- [RAW RECORDS]:
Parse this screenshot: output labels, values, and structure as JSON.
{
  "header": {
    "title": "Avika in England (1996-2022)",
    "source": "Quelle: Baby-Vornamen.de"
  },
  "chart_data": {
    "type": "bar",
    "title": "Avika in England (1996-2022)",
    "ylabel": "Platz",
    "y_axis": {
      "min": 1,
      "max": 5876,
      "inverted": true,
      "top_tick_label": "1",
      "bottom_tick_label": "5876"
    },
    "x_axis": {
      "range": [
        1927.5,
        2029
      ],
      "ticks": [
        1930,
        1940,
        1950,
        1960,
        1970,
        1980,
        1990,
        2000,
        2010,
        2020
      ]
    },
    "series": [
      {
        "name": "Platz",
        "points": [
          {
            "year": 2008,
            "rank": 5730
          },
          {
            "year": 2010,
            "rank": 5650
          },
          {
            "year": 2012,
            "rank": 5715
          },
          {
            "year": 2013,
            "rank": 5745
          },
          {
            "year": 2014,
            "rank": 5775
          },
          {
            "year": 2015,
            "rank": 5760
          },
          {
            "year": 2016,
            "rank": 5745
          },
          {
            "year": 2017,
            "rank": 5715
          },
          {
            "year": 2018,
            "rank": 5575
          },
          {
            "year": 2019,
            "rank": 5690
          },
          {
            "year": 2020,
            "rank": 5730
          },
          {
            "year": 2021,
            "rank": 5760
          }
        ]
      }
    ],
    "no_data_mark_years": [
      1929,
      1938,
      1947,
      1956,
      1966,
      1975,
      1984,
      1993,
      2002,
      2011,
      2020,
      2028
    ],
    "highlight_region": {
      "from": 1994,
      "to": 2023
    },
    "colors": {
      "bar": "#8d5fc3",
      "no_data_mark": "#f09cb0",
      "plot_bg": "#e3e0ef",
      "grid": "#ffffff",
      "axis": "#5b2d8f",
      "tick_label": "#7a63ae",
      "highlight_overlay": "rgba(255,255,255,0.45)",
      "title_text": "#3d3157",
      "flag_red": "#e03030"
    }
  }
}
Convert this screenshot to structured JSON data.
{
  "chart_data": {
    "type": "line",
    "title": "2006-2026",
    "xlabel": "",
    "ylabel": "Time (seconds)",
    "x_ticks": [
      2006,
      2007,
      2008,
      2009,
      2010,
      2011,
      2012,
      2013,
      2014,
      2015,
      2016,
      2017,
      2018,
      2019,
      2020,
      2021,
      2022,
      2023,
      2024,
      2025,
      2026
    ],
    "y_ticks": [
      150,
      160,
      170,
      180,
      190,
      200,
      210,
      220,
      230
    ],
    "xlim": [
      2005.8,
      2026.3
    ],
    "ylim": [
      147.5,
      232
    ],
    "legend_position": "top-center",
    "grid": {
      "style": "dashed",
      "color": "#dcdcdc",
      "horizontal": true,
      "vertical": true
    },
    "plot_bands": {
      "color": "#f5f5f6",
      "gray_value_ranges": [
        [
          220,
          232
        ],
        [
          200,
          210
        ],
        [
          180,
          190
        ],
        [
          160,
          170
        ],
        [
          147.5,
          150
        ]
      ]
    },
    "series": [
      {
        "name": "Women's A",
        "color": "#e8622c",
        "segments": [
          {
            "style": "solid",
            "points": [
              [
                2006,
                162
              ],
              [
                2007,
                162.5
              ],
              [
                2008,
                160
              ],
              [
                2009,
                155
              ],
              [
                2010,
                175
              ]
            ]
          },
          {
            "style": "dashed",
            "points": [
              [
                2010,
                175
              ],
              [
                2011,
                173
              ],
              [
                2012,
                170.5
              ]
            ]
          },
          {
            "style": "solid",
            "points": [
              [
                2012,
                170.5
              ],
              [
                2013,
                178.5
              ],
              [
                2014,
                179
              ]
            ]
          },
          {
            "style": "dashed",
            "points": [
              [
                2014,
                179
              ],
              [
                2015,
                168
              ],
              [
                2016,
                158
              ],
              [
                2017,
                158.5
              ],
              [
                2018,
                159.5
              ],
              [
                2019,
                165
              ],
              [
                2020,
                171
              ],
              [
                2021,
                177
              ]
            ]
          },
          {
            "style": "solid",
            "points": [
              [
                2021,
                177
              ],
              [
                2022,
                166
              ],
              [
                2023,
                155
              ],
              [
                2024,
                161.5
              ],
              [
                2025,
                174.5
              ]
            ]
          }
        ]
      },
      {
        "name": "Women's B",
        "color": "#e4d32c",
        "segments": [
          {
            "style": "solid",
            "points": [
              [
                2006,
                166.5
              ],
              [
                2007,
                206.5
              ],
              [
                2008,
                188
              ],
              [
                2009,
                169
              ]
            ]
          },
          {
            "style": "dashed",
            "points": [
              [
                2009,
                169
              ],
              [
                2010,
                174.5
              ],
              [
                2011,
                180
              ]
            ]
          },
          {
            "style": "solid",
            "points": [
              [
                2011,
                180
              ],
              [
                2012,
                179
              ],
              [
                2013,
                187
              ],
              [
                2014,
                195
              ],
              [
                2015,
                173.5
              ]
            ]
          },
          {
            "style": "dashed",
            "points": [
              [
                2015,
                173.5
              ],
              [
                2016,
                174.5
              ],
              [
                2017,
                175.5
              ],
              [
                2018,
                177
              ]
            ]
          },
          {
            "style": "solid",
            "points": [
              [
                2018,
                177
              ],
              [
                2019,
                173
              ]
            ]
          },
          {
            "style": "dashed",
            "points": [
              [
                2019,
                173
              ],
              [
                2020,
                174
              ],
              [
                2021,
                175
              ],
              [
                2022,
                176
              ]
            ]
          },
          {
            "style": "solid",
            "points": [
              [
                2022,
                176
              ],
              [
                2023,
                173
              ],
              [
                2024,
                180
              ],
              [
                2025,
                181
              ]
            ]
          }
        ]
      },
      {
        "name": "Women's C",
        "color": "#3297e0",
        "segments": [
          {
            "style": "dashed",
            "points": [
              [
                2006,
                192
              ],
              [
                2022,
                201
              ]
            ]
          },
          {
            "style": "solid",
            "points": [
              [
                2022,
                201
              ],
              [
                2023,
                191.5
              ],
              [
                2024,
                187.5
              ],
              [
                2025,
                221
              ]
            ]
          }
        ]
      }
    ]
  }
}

- [GOAL]: Type out all of the material again, word for word.

- [THE ANSWER]:
Parse this screenshot: output labels, values, and structure as JSON.
{
  "header": {
    "title": "Avika in England (1996-2022)",
    "source": "Quelle: Baby-Vornamen.de"
  },
  "chart_data": {
    "type": "bar",
    "title": "Avika in England (1996-2022)",
    "ylabel": "Platz",
    "y_axis": {
      "min": 1,
      "max": 5876,
      "inverted": true,
      "top_tick_label": "1",
      "bottom_tick_label": "5876"
    },
    "x_axis": {
      "range": [
        1927.5,
        2029
      ],
      "ticks": [
        1930,
        1940,
        1950,
        1960,
        1970,
        1980,
        1990,
        2000,
        2010,
        2020
      ]
    },
    "series": [
      {
        "name": "Platz",
        "points": [
          {
            "year": 2008,
            "rank": 5730
          },
          {
            "year": 2010,
            "rank": 5650
          },
          {
            "year": 2012,
            "rank": 5715
          },
          {
            "year": 2013,
            "rank": 5745
          },
          {
            "year": 2014,
            "rank": 5775
          },
          {
            "year": 2015,
            "rank": 5760
          },
          {
            "year": 2016,
            "rank": 5745
          },
          {
            "year": 2017,
            "rank": 5715
          },
          {
            "year": 2018,
            "rank": 5575
          },
          {
            "year": 2019,
            "rank": 5690
          },
          {
            "year": 2020,
            "rank": 5730
          },
          {
            "year": 2021,
            "rank": 5760
          }
        ]
      }
    ],
    "no_data_mark_years": [
      1929,
      1938,
      1947,
      1956,
      1966,
      1975,
      1984,
      1993,
      2002,
      2011,
      2020,
      2028
    ],
    "highlight_region": {
      "from": 1994,
      "to": 2023
    },
    "colors": {
      "bar": "#8d5fc3",
      "no_data_mark": "#f09cb0",
      "plot_bg": "#e3e0ef",
      "grid": "#ffffff",
      "axis": "#5b2d8f",
      "tick_label": "#7a63ae",
      "highlight_overlay": "rgba(255,255,255,0.45)",
      "title_text": "#3d3157",
      "flag_red": "#e03030"
    }
  }
}
Convert this screenshot to structured JSON data.
{
  "chart_data": {
    "type": "line",
    "title": "2006-2026",
    "xlabel": "",
    "ylabel": "Time (seconds)",
    "x_ticks": [
      2006,
      2007,
      2008,
      2009,
      2010,
      2011,
      2012,
      2013,
      2014,
      2015,
      2016,
      2017,
      2018,
      2019,
      2020,
      2021,
      2022,
      2023,
      2024,
      2025,
      2026
    ],
    "y_ticks": [
      150,
      160,
      170,
      180,
      190,
      200,
      210,
      220,
      230
    ],
    "xlim": [
      2005.8,
      2026.3
    ],
    "ylim": [
      147.5,
      232
    ],
    "legend_position": "top-center",
    "grid": {
      "style": "dashed",
      "color": "#dcdcdc",
      "horizontal": true,
      "vertical": true
    },
    "plot_bands": {
      "color": "#f5f5f6",
      "gray_value_ranges": [
        [
          220,
          232
        ],
        [
          200,
          210
        ],
        [
          180,
          190
        ],
        [
          160,
          170
        ],
        [
          147.5,
          150
        ]
      ]
    },
    "series": [
      {
        "name": "Women's A",
        "color": "#e8622c",
        "segments": [
          {
            "style": "solid",
            "points": [
              [
                2006,
                162
              ],
              [
                2007,
                162.5
              ],
              [
                2008,
                160
              ],
              [
                2009,
                155
              ],
              [
                2010,
                175
              ]
            ]
          },
          {
            "style": "dashed",
            "points": [
              [
                2010,
                175
              ],
              [
                2011,
                173
              ],
              [
                2012,
                170.5
              ]
            ]
          },
          {
            "style": "solid",
            "points": [
              [
                2012,
                170.5
              ],
              [
                2013,
                178.5
              ],
              [
                2014,
                179
              ]
            ]
          },
          {
            "style": "dashed",
            "points": [
              [
                2014,
                179
              ],
              [
                2015,
                168
              ],
              [
                2016,
                158
              ],
              [
                2017,
                158.5
              ],
              [
                2018,
                159.5
              ],
              [
                2019,
                165
              ],
              [
                2020,
                171
              ],
              [
                2021,
                177
              ]
            ]
          },
          {
            "style": "solid",
            "points": [
              [
                2021,
                177
              ],
              [
                2022,
                166
              ],
              [
                2023,
                155
              ],
              [
                2024,
                161.5
              ],
              [
                2025,
                174.5
              ]
            ]
          }
        ]
      },
      {
        "name": "Women's B",
        "color": "#e4d32c",
        "segments": [
          {
            "style": "solid",
            "points": [
              [
                2006,
                166.5
              ],
              [
                2007,
                206.5
              ],
              [
                2008,
                188
              ],
              [
                2009,
                169
              ]
            ]
          },
          {
            "style": "dashed",
            "points": [
              [
                2009,
                169
              ],
              [
                2010,
                174.5
              ],
              [
                2011,
                180
              ]
            ]
          },
          {
            "style": "solid",
            "points": [
              [
                2011,
                180
              ],
              [
                2012,
                179
              ],
              [
                2013,
                187
              ],
              [
                2014,
                195
              ],
              [
                2015,
                173.5
              ]
            ]
          },
          {
            "style": "dashed",
            "points": [
              [
                2015,
                173.5
              ],
              [
                2016,
                174.5
              ],
              [
                2017,
                175.5
              ],
              [
                2018,
                177
              ]
            ]
          },
          {
            "style": "solid",
            "points": [
              [
                2018,
                177
              ],
              [
                2019,
                173
              ]
            ]
          },
          {
            "style": "dashed",
            "points": [
              [
                2019,
                173
              ],
              [
                2020,
                174
              ],
              [
                2021,
                175
              ],
              [
                2022,
                176
              ]
            ]
          },
          {
            "style": "solid",
            "points": [
              [
                2022,
                176
              ],
              [
                2023,
                173
              ],
              [
                2024,
                180
              ],
              [
                2025,
                181
              ]
            ]
          }
        ]
      },
      {
        "name": "Women's C",
        "color": "#3297e0",
        "segments": [
          {
            "style": "dashed",
            "points": [
              [
                2006,
                192
              ],
              [
                2022,
                201
              ]
            ]
          },
          {
            "style": "solid",
            "points": [
              [
                2022,
                201
              ],
              [
                2023,
                191.5
              ],
              [
                2024,
                187.5
              ],
              [
                2025,
                221
              ]
            ]
          }
        ]
      }
    ]
  }
}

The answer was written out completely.